+++ DATASET ENTRIES +++

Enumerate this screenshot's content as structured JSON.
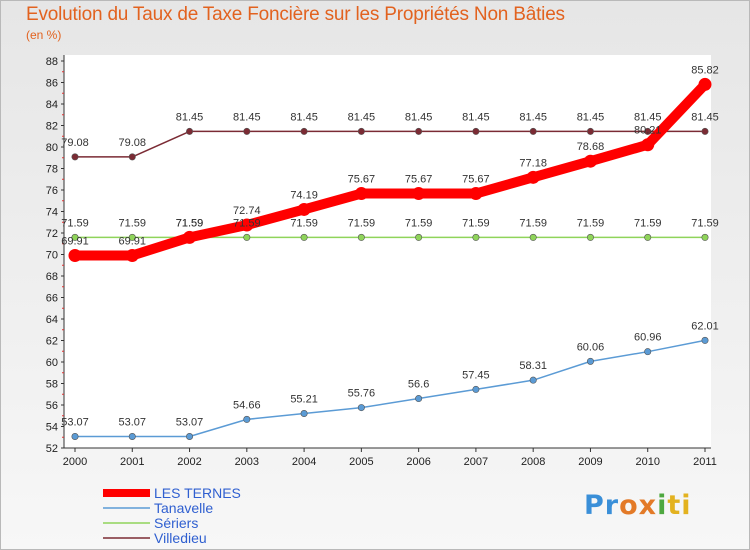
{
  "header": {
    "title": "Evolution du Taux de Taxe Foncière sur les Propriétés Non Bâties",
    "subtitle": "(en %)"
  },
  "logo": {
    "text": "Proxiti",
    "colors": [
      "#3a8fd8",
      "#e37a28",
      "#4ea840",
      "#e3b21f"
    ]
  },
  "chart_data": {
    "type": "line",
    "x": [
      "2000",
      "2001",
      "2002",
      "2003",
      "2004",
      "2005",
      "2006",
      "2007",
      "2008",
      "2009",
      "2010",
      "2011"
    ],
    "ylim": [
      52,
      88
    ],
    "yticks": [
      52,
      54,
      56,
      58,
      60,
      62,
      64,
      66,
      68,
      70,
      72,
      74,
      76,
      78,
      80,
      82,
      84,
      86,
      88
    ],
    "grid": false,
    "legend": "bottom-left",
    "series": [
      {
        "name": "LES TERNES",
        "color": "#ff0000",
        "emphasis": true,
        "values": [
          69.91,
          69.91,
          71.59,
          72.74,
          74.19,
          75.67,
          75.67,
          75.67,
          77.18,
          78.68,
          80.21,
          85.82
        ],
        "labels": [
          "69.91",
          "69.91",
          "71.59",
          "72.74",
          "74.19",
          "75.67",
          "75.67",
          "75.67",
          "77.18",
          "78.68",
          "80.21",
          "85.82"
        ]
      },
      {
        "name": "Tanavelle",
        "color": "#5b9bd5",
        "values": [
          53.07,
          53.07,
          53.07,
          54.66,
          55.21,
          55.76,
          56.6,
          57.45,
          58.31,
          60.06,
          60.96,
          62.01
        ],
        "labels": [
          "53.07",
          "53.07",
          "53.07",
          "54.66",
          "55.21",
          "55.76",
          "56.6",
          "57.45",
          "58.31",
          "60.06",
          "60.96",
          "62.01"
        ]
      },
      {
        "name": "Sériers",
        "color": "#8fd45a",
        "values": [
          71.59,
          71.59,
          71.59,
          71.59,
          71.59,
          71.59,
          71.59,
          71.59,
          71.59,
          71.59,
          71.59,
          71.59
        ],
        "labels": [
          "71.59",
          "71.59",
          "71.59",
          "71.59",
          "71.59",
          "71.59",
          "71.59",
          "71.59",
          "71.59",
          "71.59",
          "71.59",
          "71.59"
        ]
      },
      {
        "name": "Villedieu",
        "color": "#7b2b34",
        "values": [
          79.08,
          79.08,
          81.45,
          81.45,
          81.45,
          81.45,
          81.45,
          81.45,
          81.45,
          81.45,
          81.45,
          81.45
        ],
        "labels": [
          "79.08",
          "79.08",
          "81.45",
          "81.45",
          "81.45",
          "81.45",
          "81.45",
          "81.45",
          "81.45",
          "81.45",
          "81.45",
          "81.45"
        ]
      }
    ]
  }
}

+++

### TO BE DONE
List the lines of the entries that include "name".

### RESULT
        "name": "LES TERNES",
        "name": "Tanavelle",
        "name": "Sériers",
        "name": "Villedieu",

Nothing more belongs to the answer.